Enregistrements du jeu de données

****

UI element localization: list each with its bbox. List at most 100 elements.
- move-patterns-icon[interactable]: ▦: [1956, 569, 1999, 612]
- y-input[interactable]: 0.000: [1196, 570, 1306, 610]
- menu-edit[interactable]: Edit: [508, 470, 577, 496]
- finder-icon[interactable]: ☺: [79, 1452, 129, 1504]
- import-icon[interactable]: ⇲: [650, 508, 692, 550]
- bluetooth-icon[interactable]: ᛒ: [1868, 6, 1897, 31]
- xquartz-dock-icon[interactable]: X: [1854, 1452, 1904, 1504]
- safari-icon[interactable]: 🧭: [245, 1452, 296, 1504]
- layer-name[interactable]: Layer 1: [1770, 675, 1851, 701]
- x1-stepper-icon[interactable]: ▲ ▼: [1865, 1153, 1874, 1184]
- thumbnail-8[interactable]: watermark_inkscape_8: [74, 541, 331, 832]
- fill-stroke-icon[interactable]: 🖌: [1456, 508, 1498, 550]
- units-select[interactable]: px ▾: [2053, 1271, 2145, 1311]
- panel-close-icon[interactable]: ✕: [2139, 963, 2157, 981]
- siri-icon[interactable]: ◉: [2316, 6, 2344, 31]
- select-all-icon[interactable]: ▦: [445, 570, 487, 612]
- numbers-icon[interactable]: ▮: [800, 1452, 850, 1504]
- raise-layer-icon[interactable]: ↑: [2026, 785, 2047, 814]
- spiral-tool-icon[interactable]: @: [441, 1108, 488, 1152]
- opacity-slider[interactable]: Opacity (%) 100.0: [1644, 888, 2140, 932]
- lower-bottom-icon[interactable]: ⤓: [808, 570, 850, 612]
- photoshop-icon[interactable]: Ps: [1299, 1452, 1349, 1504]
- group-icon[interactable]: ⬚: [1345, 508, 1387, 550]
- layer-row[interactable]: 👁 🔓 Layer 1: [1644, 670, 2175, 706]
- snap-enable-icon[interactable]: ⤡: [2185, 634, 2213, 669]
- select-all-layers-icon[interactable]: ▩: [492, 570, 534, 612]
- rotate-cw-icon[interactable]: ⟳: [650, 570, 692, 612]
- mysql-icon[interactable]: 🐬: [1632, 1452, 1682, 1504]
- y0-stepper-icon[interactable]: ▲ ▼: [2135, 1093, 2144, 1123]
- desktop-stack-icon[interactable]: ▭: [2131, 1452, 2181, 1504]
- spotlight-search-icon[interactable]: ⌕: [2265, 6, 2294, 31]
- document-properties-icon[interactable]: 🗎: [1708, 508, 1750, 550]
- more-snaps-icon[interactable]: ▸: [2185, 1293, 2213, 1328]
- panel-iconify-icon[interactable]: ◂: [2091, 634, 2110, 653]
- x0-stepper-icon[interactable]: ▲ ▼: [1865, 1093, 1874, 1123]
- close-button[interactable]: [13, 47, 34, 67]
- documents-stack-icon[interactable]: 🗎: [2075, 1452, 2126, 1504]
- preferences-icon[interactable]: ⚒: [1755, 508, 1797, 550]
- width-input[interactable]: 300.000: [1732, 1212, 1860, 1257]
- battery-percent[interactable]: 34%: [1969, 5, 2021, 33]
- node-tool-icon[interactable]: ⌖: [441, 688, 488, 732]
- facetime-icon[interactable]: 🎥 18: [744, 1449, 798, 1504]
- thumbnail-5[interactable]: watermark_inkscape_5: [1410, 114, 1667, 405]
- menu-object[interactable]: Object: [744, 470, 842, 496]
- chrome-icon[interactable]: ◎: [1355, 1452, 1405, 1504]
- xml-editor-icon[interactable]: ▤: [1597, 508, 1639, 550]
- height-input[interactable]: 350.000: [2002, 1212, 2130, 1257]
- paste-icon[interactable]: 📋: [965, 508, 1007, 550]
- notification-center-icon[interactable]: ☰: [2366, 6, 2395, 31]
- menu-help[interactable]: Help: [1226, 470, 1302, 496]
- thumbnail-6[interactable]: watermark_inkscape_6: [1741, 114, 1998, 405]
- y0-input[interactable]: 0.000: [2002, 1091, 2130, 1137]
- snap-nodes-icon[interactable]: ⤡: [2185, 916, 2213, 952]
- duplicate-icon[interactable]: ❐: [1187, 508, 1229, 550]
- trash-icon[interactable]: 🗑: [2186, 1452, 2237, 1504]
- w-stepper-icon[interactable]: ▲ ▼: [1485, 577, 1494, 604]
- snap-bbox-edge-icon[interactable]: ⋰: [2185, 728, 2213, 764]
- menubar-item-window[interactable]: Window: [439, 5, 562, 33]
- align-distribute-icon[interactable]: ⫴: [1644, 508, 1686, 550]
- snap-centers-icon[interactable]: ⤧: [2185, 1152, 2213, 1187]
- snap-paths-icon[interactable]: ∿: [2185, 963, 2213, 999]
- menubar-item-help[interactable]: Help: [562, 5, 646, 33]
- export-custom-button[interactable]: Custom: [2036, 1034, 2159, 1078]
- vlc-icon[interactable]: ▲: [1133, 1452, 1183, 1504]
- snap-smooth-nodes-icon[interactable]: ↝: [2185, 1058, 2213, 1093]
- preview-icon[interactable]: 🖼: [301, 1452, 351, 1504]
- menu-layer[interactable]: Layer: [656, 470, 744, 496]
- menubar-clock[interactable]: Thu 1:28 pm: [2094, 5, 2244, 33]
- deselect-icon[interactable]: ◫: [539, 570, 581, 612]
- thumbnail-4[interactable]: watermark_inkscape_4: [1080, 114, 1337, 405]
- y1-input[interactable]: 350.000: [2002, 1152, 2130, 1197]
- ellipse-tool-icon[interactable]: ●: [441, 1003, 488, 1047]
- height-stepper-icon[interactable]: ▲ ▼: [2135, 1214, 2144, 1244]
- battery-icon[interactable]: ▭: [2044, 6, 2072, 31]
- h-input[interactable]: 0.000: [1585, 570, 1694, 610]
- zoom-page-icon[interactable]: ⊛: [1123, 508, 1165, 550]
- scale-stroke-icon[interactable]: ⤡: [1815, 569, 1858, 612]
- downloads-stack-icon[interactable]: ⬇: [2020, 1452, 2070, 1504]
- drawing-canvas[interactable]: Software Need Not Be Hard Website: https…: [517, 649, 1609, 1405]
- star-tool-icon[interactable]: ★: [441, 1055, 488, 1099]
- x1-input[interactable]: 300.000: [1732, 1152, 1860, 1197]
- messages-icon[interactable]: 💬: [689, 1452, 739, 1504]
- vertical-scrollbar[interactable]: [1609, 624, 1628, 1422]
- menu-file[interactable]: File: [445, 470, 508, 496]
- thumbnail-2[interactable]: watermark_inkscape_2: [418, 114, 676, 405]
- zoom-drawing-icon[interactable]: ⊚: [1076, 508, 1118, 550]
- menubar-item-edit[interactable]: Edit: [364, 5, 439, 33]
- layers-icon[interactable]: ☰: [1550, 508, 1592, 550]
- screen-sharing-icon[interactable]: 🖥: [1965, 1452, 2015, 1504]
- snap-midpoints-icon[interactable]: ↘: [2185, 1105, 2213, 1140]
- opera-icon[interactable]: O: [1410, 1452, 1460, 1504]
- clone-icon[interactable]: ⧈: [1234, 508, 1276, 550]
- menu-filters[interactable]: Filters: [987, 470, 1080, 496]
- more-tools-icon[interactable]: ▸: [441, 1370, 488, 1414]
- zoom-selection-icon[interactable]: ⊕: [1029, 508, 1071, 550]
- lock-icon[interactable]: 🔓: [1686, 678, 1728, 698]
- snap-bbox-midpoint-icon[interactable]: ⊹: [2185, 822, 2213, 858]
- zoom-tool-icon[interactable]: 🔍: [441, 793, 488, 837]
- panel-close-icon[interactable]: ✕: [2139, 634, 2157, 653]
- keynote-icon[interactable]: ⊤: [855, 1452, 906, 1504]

****

#### [Objectif]
Redonnez le listing en substituant « panel-dismiss-icon » à chaque occurrence de « panel-close-icon », sans modifier quoi que ce soit d'autre.

#### [Résultat obtenu]
UI element localization: list each with its bbox. List at most 100 elements.
- move-patterns-icon[interactable]: ▦: [1956, 569, 1999, 612]
- y-input[interactable]: 0.000: [1196, 570, 1306, 610]
- menu-edit[interactable]: Edit: [508, 470, 577, 496]
- finder-icon[interactable]: ☺: [79, 1452, 129, 1504]
- import-icon[interactable]: ⇲: [650, 508, 692, 550]
- bluetooth-icon[interactable]: ᛒ: [1868, 6, 1897, 31]
- xquartz-dock-icon[interactable]: X: [1854, 1452, 1904, 1504]
- safari-icon[interactable]: 🧭: [245, 1452, 296, 1504]
- layer-name[interactable]: Layer 1: [1770, 675, 1851, 701]
- x1-stepper-icon[interactable]: ▲ ▼: [1865, 1153, 1874, 1184]
- thumbnail-8[interactable]: watermark_inkscape_8: [74, 541, 331, 832]
- fill-stroke-icon[interactable]: 🖌: [1456, 508, 1498, 550]
- units-select[interactable]: px ▾: [2053, 1271, 2145, 1311]
- panel-dismiss-icon[interactable]: ✕: [2139, 963, 2157, 981]
- siri-icon[interactable]: ◉: [2316, 6, 2344, 31]
- select-all-icon[interactable]: ▦: [445, 570, 487, 612]
- numbers-icon[interactable]: ▮: [800, 1452, 850, 1504]
- raise-layer-icon[interactable]: ↑: [2026, 785, 2047, 814]
- spiral-tool-icon[interactable]: @: [441, 1108, 488, 1152]
- opacity-slider[interactable]: Opacity (%) 100.0: [1644, 888, 2140, 932]
- lower-bottom-icon[interactable]: ⤓: [808, 570, 850, 612]
- photoshop-icon[interactable]: Ps: [1299, 1452, 1349, 1504]
- group-icon[interactable]: ⬚: [1345, 508, 1387, 550]
- layer-row[interactable]: 👁 🔓 Layer 1: [1644, 670, 2175, 706]
- snap-enable-icon[interactable]: ⤡: [2185, 634, 2213, 669]
- select-all-layers-icon[interactable]: ▩: [492, 570, 534, 612]
- rotate-cw-icon[interactable]: ⟳: [650, 570, 692, 612]
- mysql-icon[interactable]: 🐬: [1632, 1452, 1682, 1504]
- y0-stepper-icon[interactable]: ▲ ▼: [2135, 1093, 2144, 1123]
- desktop-stack-icon[interactable]: ▭: [2131, 1452, 2181, 1504]
- spotlight-search-icon[interactable]: ⌕: [2265, 6, 2294, 31]
- document-properties-icon[interactable]: 🗎: [1708, 508, 1750, 550]
- more-snaps-icon[interactable]: ▸: [2185, 1293, 2213, 1328]
- panel-iconify-icon[interactable]: ◂: [2091, 634, 2110, 653]
- x0-stepper-icon[interactable]: ▲ ▼: [1865, 1093, 1874, 1123]
- close-button[interactable]: [13, 47, 34, 67]
- documents-stack-icon[interactable]: 🗎: [2075, 1452, 2126, 1504]
- preferences-icon[interactable]: ⚒: [1755, 508, 1797, 550]
- width-input[interactable]: 300.000: [1732, 1212, 1860, 1257]
- battery-percent[interactable]: 34%: [1969, 5, 2021, 33]
- node-tool-icon[interactable]: ⌖: [441, 688, 488, 732]
- facetime-icon[interactable]: 🎥 18: [744, 1449, 798, 1504]
- thumbnail-5[interactable]: watermark_inkscape_5: [1410, 114, 1667, 405]
- menu-object[interactable]: Object: [744, 470, 842, 496]
- chrome-icon[interactable]: ◎: [1355, 1452, 1405, 1504]
- xml-editor-icon[interactable]: ▤: [1597, 508, 1639, 550]
- height-input[interactable]: 350.000: [2002, 1212, 2130, 1257]
- paste-icon[interactable]: 📋: [965, 508, 1007, 550]
- notification-center-icon[interactable]: ☰: [2366, 6, 2395, 31]
- menu-help[interactable]: Help: [1226, 470, 1302, 496]
- thumbnail-6[interactable]: watermark_inkscape_6: [1741, 114, 1998, 405]
- y0-input[interactable]: 0.000: [2002, 1091, 2130, 1137]
- snap-nodes-icon[interactable]: ⤡: [2185, 916, 2213, 952]
- duplicate-icon[interactable]: ❐: [1187, 508, 1229, 550]
- trash-icon[interactable]: 🗑: [2186, 1452, 2237, 1504]
- w-stepper-icon[interactable]: ▲ ▼: [1485, 577, 1494, 604]
- snap-bbox-edge-icon[interactable]: ⋰: [2185, 728, 2213, 764]
- menubar-item-window[interactable]: Window: [439, 5, 562, 33]
- align-distribute-icon[interactable]: ⫴: [1644, 508, 1686, 550]
- snap-centers-icon[interactable]: ⤧: [2185, 1152, 2213, 1187]
- snap-paths-icon[interactable]: ∿: [2185, 963, 2213, 999]
- menubar-item-help[interactable]: Help: [562, 5, 646, 33]
- export-custom-button[interactable]: Custom: [2036, 1034, 2159, 1078]
- vlc-icon[interactable]: ▲: [1133, 1452, 1183, 1504]
- snap-smooth-nodes-icon[interactable]: ↝: [2185, 1058, 2213, 1093]
- preview-icon[interactable]: 🖼: [301, 1452, 351, 1504]
- menu-layer[interactable]: Layer: [656, 470, 744, 496]
- menubar-clock[interactable]: Thu 1:28 pm: [2094, 5, 2244, 33]
- deselect-icon[interactable]: ◫: [539, 570, 581, 612]
- thumbnail-4[interactable]: watermark_inkscape_4: [1080, 114, 1337, 405]
- y1-input[interactable]: 350.000: [2002, 1152, 2130, 1197]
- ellipse-tool-icon[interactable]: ●: [441, 1003, 488, 1047]
- height-stepper-icon[interactable]: ▲ ▼: [2135, 1214, 2144, 1244]
- battery-icon[interactable]: ▭: [2044, 6, 2072, 31]
- h-input[interactable]: 0.000: [1585, 570, 1694, 610]
- zoom-page-icon[interactable]: ⊛: [1123, 508, 1165, 550]
- scale-stroke-icon[interactable]: ⤡: [1815, 569, 1858, 612]
- downloads-stack-icon[interactable]: ⬇: [2020, 1452, 2070, 1504]
- drawing-canvas[interactable]: Software Need Not Be Hard Website: https…: [517, 649, 1609, 1405]
- star-tool-icon[interactable]: ★: [441, 1055, 488, 1099]
- x1-input[interactable]: 300.000: [1732, 1152, 1860, 1197]
- messages-icon[interactable]: 💬: [689, 1452, 739, 1504]
- vertical-scrollbar[interactable]: [1609, 624, 1628, 1422]
- menu-file[interactable]: File: [445, 470, 508, 496]
- thumbnail-2[interactable]: watermark_inkscape_2: [418, 114, 676, 405]
- zoom-drawing-icon[interactable]: ⊚: [1076, 508, 1118, 550]
- menubar-item-edit[interactable]: Edit: [364, 5, 439, 33]
- layers-icon[interactable]: ☰: [1550, 508, 1592, 550]
- screen-sharing-icon[interactable]: 🖥: [1965, 1452, 2015, 1504]
- snap-midpoints-icon[interactable]: ↘: [2185, 1105, 2213, 1140]
- opera-icon[interactable]: O: [1410, 1452, 1460, 1504]
- clone-icon[interactable]: ⧈: [1234, 508, 1276, 550]
- menu-filters[interactable]: Filters: [987, 470, 1080, 496]
- more-tools-icon[interactable]: ▸: [441, 1370, 488, 1414]
- zoom-selection-icon[interactable]: ⊕: [1029, 508, 1071, 550]
- lock-icon[interactable]: 🔓: [1686, 678, 1728, 698]
- snap-bbox-midpoint-icon[interactable]: ⊹: [2185, 822, 2213, 858]
- zoom-tool-icon[interactable]: 🔍: [441, 793, 488, 837]
- panel-dismiss-icon[interactable]: ✕: [2139, 634, 2157, 653]
- keynote-icon[interactable]: ⊤: [855, 1452, 906, 1504]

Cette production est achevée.